Dataset records

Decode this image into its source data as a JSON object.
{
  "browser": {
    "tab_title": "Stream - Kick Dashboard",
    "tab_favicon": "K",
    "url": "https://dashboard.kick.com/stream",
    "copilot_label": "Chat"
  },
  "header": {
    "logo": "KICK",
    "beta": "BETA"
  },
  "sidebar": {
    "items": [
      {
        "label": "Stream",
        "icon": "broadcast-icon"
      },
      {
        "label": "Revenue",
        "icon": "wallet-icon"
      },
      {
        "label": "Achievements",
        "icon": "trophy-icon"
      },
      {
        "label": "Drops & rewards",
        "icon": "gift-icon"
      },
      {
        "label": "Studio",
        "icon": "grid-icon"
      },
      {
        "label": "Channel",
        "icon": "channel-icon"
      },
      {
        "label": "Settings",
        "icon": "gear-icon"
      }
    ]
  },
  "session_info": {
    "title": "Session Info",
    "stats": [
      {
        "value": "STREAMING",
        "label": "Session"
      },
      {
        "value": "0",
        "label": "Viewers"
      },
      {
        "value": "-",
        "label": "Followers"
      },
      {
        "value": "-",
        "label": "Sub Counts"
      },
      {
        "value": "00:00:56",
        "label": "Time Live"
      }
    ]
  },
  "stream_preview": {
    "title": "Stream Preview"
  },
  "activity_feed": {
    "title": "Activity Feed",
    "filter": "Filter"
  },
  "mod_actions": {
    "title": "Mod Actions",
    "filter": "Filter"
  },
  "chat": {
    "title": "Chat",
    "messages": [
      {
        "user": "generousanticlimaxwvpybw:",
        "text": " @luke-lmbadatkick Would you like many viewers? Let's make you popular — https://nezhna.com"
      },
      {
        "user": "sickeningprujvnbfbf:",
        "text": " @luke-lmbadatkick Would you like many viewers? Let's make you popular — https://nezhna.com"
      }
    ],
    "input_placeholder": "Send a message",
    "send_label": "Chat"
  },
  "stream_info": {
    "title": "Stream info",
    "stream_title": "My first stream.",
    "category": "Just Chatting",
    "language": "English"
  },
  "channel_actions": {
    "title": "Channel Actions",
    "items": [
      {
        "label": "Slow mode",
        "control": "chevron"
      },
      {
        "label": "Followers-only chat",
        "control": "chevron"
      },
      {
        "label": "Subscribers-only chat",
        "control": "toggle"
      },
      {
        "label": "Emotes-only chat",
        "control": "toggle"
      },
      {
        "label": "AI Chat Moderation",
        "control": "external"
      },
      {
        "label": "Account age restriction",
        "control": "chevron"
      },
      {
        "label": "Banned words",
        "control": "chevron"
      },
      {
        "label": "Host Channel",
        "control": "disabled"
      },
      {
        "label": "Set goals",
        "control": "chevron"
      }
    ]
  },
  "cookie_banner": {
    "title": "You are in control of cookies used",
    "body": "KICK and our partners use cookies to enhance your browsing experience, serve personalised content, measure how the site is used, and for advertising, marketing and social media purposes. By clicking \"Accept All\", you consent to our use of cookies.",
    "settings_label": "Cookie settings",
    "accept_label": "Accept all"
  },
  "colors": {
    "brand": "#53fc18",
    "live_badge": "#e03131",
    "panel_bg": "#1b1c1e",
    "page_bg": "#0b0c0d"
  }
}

Problem description:
Exactly as written above, please repeat the entries.

Task output:
Decode this image into its source data as a JSON object.
{
  "browser": {
    "tab_title": "Stream - Kick Dashboard",
    "tab_favicon": "K",
    "url": "https://dashboard.kick.com/stream",
    "copilot_label": "Chat"
  },
  "header": {
    "logo": "KICK",
    "beta": "BETA"
  },
  "sidebar": {
    "items": [
      {
        "label": "Stream",
        "icon": "broadcast-icon"
      },
      {
        "label": "Revenue",
        "icon": "wallet-icon"
      },
      {
        "label": "Achievements",
        "icon": "trophy-icon"
      },
      {
        "label": "Drops & rewards",
        "icon": "gift-icon"
      },
      {
        "label": "Studio",
        "icon": "grid-icon"
      },
      {
        "label": "Channel",
        "icon": "channel-icon"
      },
      {
        "label": "Settings",
        "icon": "gear-icon"
      }
    ]
  },
  "session_info": {
    "title": "Session Info",
    "stats": [
      {
        "value": "STREAMING",
        "label": "Session"
      },
      {
        "value": "0",
        "label": "Viewers"
      },
      {
        "value": "-",
        "label": "Followers"
      },
      {
        "value": "-",
        "label": "Sub Counts"
      },
      {
        "value": "00:00:56",
        "label": "Time Live"
      }
    ]
  },
  "stream_preview": {
    "title": "Stream Preview"
  },
  "activity_feed": {
    "title": "Activity Feed",
    "filter": "Filter"
  },
  "mod_actions": {
    "title": "Mod Actions",
    "filter": "Filter"
  },
  "chat": {
    "title": "Chat",
    "messages": [
      {
        "user": "generousanticlimaxwvpybw:",
        "text": " @luke-lmbadatkick Would you like many viewers? Let's make you popular — https://nezhna.com"
      },
      {
        "user": "sickeningprujvnbfbf:",
        "text": " @luke-lmbadatkick Would you like many viewers? Let's make you popular — https://nezhna.com"
      }
    ],
    "input_placeholder": "Send a message",
    "send_label": "Chat"
  },
  "stream_info": {
    "title": "Stream info",
    "stream_title": "My first stream.",
    "category": "Just Chatting",
    "language": "English"
  },
  "channel_actions": {
    "title": "Channel Actions",
    "items": [
      {
        "label": "Slow mode",
        "control": "chevron"
      },
      {
        "label": "Followers-only chat",
        "control": "chevron"
      },
      {
        "label": "Subscribers-only chat",
        "control": "toggle"
      },
      {
        "label": "Emotes-only chat",
        "control": "toggle"
      },
      {
        "label": "AI Chat Moderation",
        "control": "external"
      },
      {
        "label": "Account age restriction",
        "control": "chevron"
      },
      {
        "label": "Banned words",
        "control": "chevron"
      },
      {
        "label": "Host Channel",
        "control": "disabled"
      },
      {
        "label": "Set goals",
        "control": "chevron"
      }
    ]
  },
  "cookie_banner": {
    "title": "You are in control of cookies used",
    "body": "KICK and our partners use cookies to enhance your browsing experience, serve personalised content, measure how the site is used, and for advertising, marketing and social media purposes. By clicking \"Accept All\", you consent to our use of cookies.",
    "settings_label": "Cookie settings",
    "accept_label": "Accept all"
  },
  "colors": {
    "brand": "#53fc18",
    "live_badge": "#e03131",
    "panel_bg": "#1b1c1e",
    "page_bg": "#0b0c0d"
  }
}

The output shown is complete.